Task goal → Your copy of the material below should match it exactly, except that it holds no pictures.

Excerpted data →
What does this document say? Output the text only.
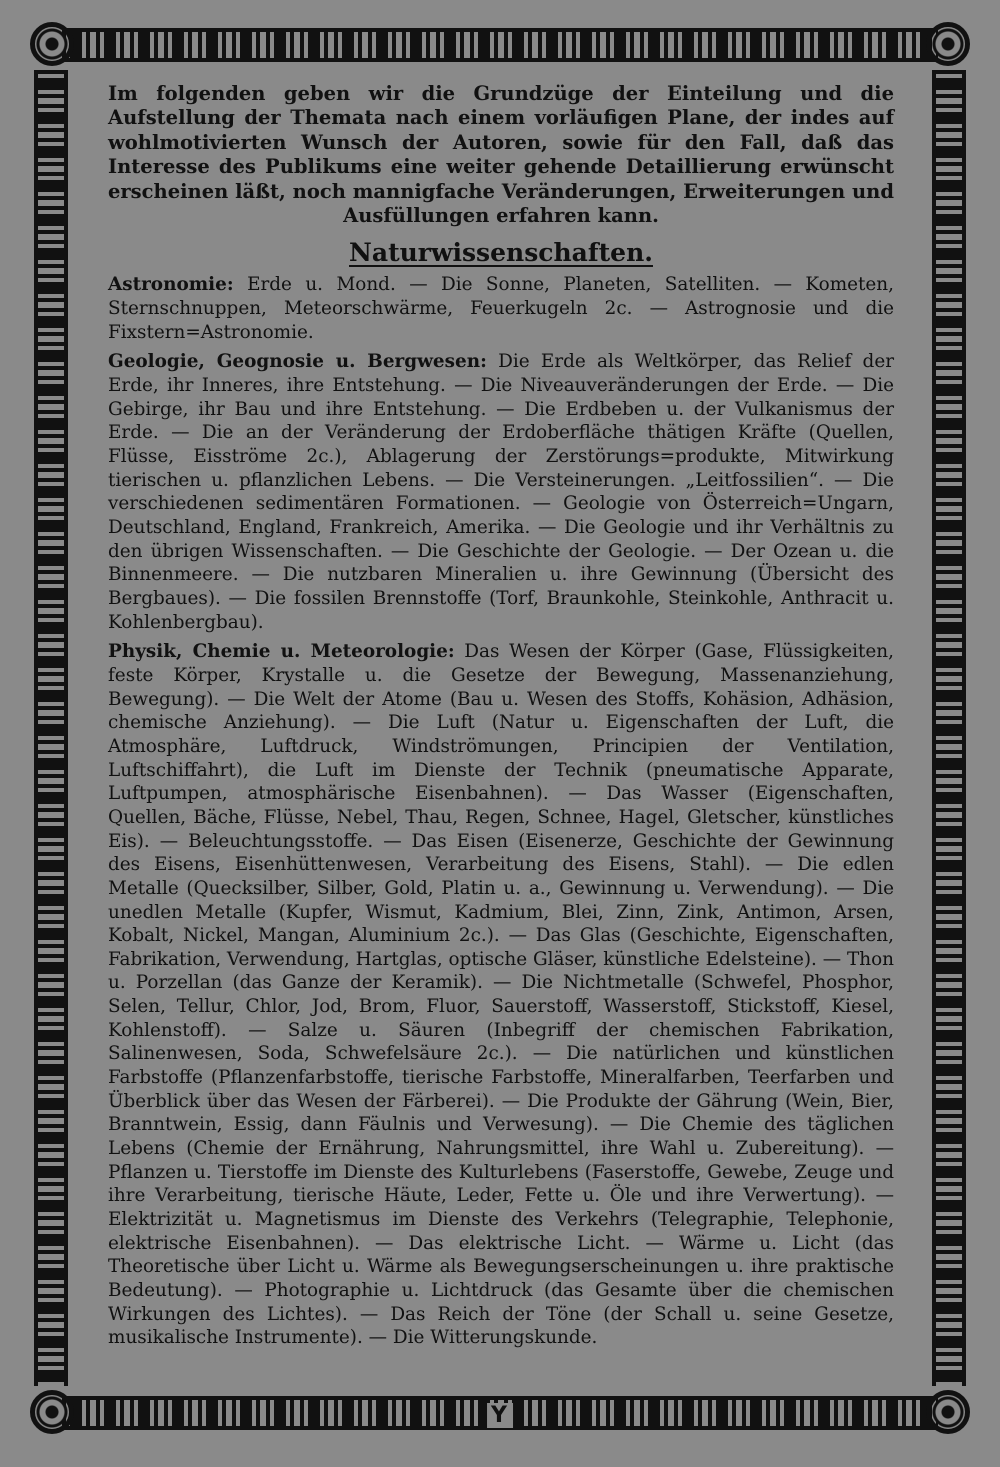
Y

Im folgenden geben wir die Grundzüge der Einteilung und die Aufstellung der Themata nach einem vorläufigen Plane, der indes auf wohlmotivierten Wunsch der Autoren, sowie für den Fall, daß das Interesse des Publikums eine weiter gehende Detaillierung erwünscht erscheinen läßt, noch mannigfache Veränderungen, Erweiterungen und Ausfüllungen erfahren kann.

Naturwissenschaften.

Astronomie: Erde u. Mond. — Die Sonne, Planeten, Satelliten. — Kometen, Sternschnuppen, Meteorschwärme, Feuerkugeln 2c. — Astrognosie und die Fixstern=Astronomie.

Geologie, Geognosie u. Bergwesen: Die Erde als Weltkörper, das Relief der Erde, ihr Inneres, ihre Entstehung. — Die Niveauveränderungen der Erde. — Die Gebirge, ihr Bau und ihre Entstehung. — Die Erdbeben u. der Vulkanismus der Erde. — Die an der Veränderung der Erdoberfläche thätigen Kräfte (Quellen, Flüsse, Eisströme 2c.), Ablagerung der Zerstörungs=produkte, Mitwirkung tierischen u. pflanzlichen Lebens. — Die Versteinerungen. „Leitfossilien“. — Die verschiedenen sedimentären Formationen. — Geologie von Österreich=Ungarn, Deutschland, England, Frankreich, Amerika. — Die Geologie und ihr Verhältnis zu den übrigen Wissenschaften. — Die Geschichte der Geologie. — Der Ozean u. die Binnenmeere. — Die nutzbaren Mineralien u. ihre Gewinnung (Übersicht des Bergbaues). — Die fossilen Brennstoffe (Torf, Braunkohle, Steinkohle, Anthracit u. Kohlenbergbau).

Physik, Chemie u. Meteorologie: Das Wesen der Körper (Gase, Flüssigkeiten, feste Körper, Krystalle u. die Gesetze der Bewegung, Massenanziehung, Bewegung). — Die Welt der Atome (Bau u. Wesen des Stoffs, Kohäsion, Adhäsion, chemische Anziehung). — Die Luft (Natur u. Eigenschaften der Luft, die Atmosphäre, Luftdruck, Windströmungen, Principien der Ventilation, Luftschiffahrt), die Luft im Dienste der Technik (pneumatische Apparate, Luftpumpen, atmosphärische Eisenbahnen). — Das Wasser (Eigenschaften, Quellen, Bäche, Flüsse, Nebel, Thau, Regen, Schnee, Hagel, Gletscher, künstliches Eis). — Beleuchtungsstoffe. — Das Eisen (Eisenerze, Geschichte der Gewinnung des Eisens, Eisenhüttenwesen, Verarbeitung des Eisens, Stahl). — Die edlen Metalle (Quecksilber, Silber, Gold, Platin u. a., Gewinnung u. Verwendung). — Die unedlen Metalle (Kupfer, Wismut, Kadmium, Blei, Zinn, Zink, Antimon, Arsen, Kobalt, Nickel, Mangan, Aluminium 2c.). — Das Glas (Geschichte, Eigenschaften, Fabrikation, Verwendung, Hartglas, optische Gläser, künstliche Edelsteine). — Thon u. Porzellan (das Ganze der Keramik). — Die Nichtmetalle (Schwefel, Phosphor, Selen, Tellur, Chlor, Jod, Brom, Fluor, Sauerstoff, Wasserstoff, Stickstoff, Kiesel, Kohlenstoff). — Salze u. Säuren (Inbegriff der chemischen Fabrikation, Salinenwesen, Soda, Schwefelsäure 2c.). — Die natürlichen und künstlichen Farbstoffe (Pflanzenfarbstoffe, tierische Farbstoffe, Mineralfarben, Teerfarben und Überblick über das Wesen der Färberei). — Die Produkte der Gährung (Wein, Bier, Branntwein, Essig, dann Fäulnis und Verwesung). — Die Chemie des täglichen Lebens (Chemie der Ernährung, Nahrungsmittel, ihre Wahl u. Zubereitung). — Pflanzen u. Tierstoffe im Dienste des Kulturlebens (Faserstoffe, Gewebe, Zeuge und ihre Verarbeitung, tierische Häute, Leder, Fette u. Öle und ihre Verwertung). — Elektrizität u. Magnetismus im Dienste des Verkehrs (Telegraphie, Telephonie, elektrische Eisenbahnen). — Das elektrische Licht. — Wärme u. Licht (das Theoretische über Licht u. Wärme als Bewegungserscheinungen u. ihre praktische Bedeutung). — Photographie u. Lichtdruck (das Gesamte über die chemischen Wirkungen des Lichtes). — Das Reich der Töne (der Schall u. seine Gesetze, musikalische Instrumente). — Die Witterungskunde.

Result of this exercise →
What does this document say? Output the text only.
Y

Im folgenden geben wir die Grundzüge der Einteilung und die Aufstellung der Themata nach einem vorläufigen Plane, der indes auf wohlmotivierten Wunsch der Autoren, sowie für den Fall, daß das Interesse des Publikums eine weiter gehende Detaillierung erwünscht erscheinen läßt, noch mannigfache Veränderungen, Erweiterungen und Ausfüllungen erfahren kann.

Naturwissenschaften.

Astronomie: Erde u. Mond. — Die Sonne, Planeten, Satelliten. — Kometen, Sternschnuppen, Meteorschwärme, Feuerkugeln 2c. — Astrognosie und die Fixstern=Astronomie.

Geologie, Geognosie u. Bergwesen: Die Erde als Weltkörper, das Relief der Erde, ihr Inneres, ihre Entstehung. — Die Niveauveränderungen der Erde. — Die Gebirge, ihr Bau und ihre Entstehung. — Die Erdbeben u. der Vulkanismus der Erde. — Die an der Veränderung der Erdoberfläche thätigen Kräfte (Quellen, Flüsse, Eisströme 2c.), Ablagerung der Zerstörungs=produkte, Mitwirkung tierischen u. pflanzlichen Lebens. — Die Versteinerungen. „Leitfossilien“. — Die verschiedenen sedimentären Formationen. — Geologie von Österreich=Ungarn, Deutschland, England, Frankreich, Amerika. — Die Geologie und ihr Verhältnis zu den übrigen Wissenschaften. — Die Geschichte der Geologie. — Der Ozean u. die Binnenmeere. — Die nutzbaren Mineralien u. ihre Gewinnung (Übersicht des Bergbaues). — Die fossilen Brennstoffe (Torf, Braunkohle, Steinkohle, Anthracit u. Kohlenbergbau).

Physik, Chemie u. Meteorologie: Das Wesen der Körper (Gase, Flüssigkeiten, feste Körper, Krystalle u. die Gesetze der Bewegung, Massenanziehung, Bewegung). — Die Welt der Atome (Bau u. Wesen des Stoffs, Kohäsion, Adhäsion, chemische Anziehung). — Die Luft (Natur u. Eigenschaften der Luft, die Atmosphäre, Luftdruck, Windströmungen, Principien der Ventilation, Luftschiffahrt), die Luft im Dienste der Technik (pneumatische Apparate, Luftpumpen, atmosphärische Eisenbahnen). — Das Wasser (Eigenschaften, Quellen, Bäche, Flüsse, Nebel, Thau, Regen, Schnee, Hagel, Gletscher, künstliches Eis). — Beleuchtungsstoffe. — Das Eisen (Eisenerze, Geschichte der Gewinnung des Eisens, Eisenhüttenwesen, Verarbeitung des Eisens, Stahl). — Die edlen Metalle (Quecksilber, Silber, Gold, Platin u. a., Gewinnung u. Verwendung). — Die unedlen Metalle (Kupfer, Wismut, Kadmium, Blei, Zinn, Zink, Antimon, Arsen, Kobalt, Nickel, Mangan, Aluminium 2c.). — Das Glas (Geschichte, Eigenschaften, Fabrikation, Verwendung, Hartglas, optische Gläser, künstliche Edelsteine). — Thon u. Porzellan (das Ganze der Keramik). — Die Nichtmetalle (Schwefel, Phosphor, Selen, Tellur, Chlor, Jod, Brom, Fluor, Sauerstoff, Wasserstoff, Stickstoff, Kiesel, Kohlenstoff). — Salze u. Säuren (Inbegriff der chemischen Fabrikation, Salinenwesen, Soda, Schwefelsäure 2c.). — Die natürlichen und künstlichen Farbstoffe (Pflanzenfarbstoffe, tierische Farbstoffe, Mineralfarben, Teerfarben und Überblick über das Wesen der Färberei). — Die Produkte der Gährung (Wein, Bier, Branntwein, Essig, dann Fäulnis und Verwesung). — Die Chemie des täglichen Lebens (Chemie der Ernährung, Nahrungsmittel, ihre Wahl u. Zubereitung). — Pflanzen u. Tierstoffe im Dienste des Kulturlebens (Faserstoffe, Gewebe, Zeuge und ihre Verarbeitung, tierische Häute, Leder, Fette u. Öle und ihre Verwertung). — Elektrizität u. Magnetismus im Dienste des Verkehrs (Telegraphie, Telephonie, elektrische Eisenbahnen). — Das elektrische Licht. — Wärme u. Licht (das Theoretische über Licht u. Wärme als Bewegungserscheinungen u. ihre praktische Bedeutung). — Photographie u. Lichtdruck (das Gesamte über die chemischen Wirkungen des Lichtes). — Das Reich der Töne (der Schall u. seine Gesetze, musikalische Instrumente). — Die Witterungskunde.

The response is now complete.